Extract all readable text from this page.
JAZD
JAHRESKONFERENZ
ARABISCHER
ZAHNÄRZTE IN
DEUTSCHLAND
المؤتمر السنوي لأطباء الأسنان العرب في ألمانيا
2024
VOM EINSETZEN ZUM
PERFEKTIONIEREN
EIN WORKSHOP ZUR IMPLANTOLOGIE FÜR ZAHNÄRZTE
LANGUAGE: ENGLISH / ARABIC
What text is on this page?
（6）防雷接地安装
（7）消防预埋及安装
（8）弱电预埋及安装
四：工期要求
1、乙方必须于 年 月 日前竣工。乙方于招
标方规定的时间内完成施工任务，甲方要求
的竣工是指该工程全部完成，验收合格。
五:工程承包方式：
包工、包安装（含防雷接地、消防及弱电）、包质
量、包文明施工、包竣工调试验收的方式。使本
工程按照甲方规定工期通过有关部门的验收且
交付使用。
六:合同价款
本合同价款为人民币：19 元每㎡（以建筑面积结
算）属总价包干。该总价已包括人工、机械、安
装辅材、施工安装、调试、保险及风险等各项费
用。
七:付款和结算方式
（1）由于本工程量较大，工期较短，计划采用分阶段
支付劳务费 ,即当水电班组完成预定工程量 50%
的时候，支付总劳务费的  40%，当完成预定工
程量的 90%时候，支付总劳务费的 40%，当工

Exercise details → Reproduce the data, keeping every line exactly the same.

Full answer →
Extract all readable text from this page.
JAZD
JAHRESKONFERENZ
ARABISCHER
ZAHNÄRZTE IN
DEUTSCHLAND
المؤتمر السنوي لأطباء الأسنان العرب في ألمانيا
2024
VOM EINSETZEN ZUM
PERFEKTIONIEREN
EIN WORKSHOP ZUR IMPLANTOLOGIE FÜR ZAHNÄRZTE
LANGUAGE: ENGLISH / ARABIC
What text is on this page?
（6）防雷接地安装
（7）消防预埋及安装
（8）弱电预埋及安装
四：工期要求
1、乙方必须于 年 月 日前竣工。乙方于招
标方规定的时间内完成施工任务，甲方要求
的竣工是指该工程全部完成，验收合格。
五:工程承包方式：
包工、包安装（含防雷接地、消防及弱电）、包质
量、包文明施工、包竣工调试验收的方式。使本
工程按照甲方规定工期通过有关部门的验收且
交付使用。
六:合同价款
本合同价款为人民币：19 元每㎡（以建筑面积结
算）属总价包干。该总价已包括人工、机械、安
装辅材、施工安装、调试、保险及风险等各项费
用。
七:付款和结算方式
（1）由于本工程量较大，工期较短，计划采用分阶段
支付劳务费 ,即当水电班组完成预定工程量 50%
的时候，支付总劳务费的  40%，当完成预定工
程量的 90%时候，支付总劳务费的 40%，当工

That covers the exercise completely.